§ **WHAT THE TASK ASKS**: What follows is a listing to be transcribed exactly.

§ **INFORMATION SHOWN**:

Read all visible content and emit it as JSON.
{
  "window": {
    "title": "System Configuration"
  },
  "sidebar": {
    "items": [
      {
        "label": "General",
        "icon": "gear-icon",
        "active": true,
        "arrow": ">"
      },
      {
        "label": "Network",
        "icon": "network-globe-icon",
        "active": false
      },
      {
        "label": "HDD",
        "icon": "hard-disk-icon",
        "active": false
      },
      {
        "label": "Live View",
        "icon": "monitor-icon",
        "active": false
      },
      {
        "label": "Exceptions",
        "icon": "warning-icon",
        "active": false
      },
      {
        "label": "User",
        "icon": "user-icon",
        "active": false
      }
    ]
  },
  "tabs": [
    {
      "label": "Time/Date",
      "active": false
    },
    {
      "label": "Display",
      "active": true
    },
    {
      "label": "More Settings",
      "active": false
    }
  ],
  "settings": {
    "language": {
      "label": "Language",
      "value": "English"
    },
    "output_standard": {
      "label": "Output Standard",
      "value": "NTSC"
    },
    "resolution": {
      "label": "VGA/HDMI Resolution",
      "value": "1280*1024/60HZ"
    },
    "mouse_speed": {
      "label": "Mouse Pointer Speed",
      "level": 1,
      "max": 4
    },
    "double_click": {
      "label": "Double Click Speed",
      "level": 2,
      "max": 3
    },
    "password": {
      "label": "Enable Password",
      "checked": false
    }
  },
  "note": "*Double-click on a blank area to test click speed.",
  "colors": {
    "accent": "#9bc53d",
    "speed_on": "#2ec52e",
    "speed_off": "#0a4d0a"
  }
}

§ **RESULT**:
Read all visible content and emit it as JSON.
{
  "window": {
    "title": "System Configuration"
  },
  "sidebar": {
    "items": [
      {
        "label": "General",
        "icon": "gear-icon",
        "active": true,
        "arrow": ">"
      },
      {
        "label": "Network",
        "icon": "network-globe-icon",
        "active": false
      },
      {
        "label": "HDD",
        "icon": "hard-disk-icon",
        "active": false
      },
      {
        "label": "Live View",
        "icon": "monitor-icon",
        "active": false
      },
      {
        "label": "Exceptions",
        "icon": "warning-icon",
        "active": false
      },
      {
        "label": "User",
        "icon": "user-icon",
        "active": false
      }
    ]
  },
  "tabs": [
    {
      "label": "Time/Date",
      "active": false
    },
    {
      "label": "Display",
      "active": true
    },
    {
      "label": "More Settings",
      "active": false
    }
  ],
  "settings": {
    "language": {
      "label": "Language",
      "value": "English"
    },
    "output_standard": {
      "label": "Output Standard",
      "value": "NTSC"
    },
    "resolution": {
      "label": "VGA/HDMI Resolution",
      "value": "1280*1024/60HZ"
    },
    "mouse_speed": {
      "label": "Mouse Pointer Speed",
      "level": 1,
      "max": 4
    },
    "double_click": {
      "label": "Double Click Speed",
      "level": 2,
      "max": 3
    },
    "password": {
      "label": "Enable Password",
      "checked": false
    }
  },
  "note": "*Double-click on a blank area to test click speed.",
  "colors": {
    "accent": "#9bc53d",
    "speed_on": "#2ec52e",
    "speed_off": "#0a4d0a"
  }
}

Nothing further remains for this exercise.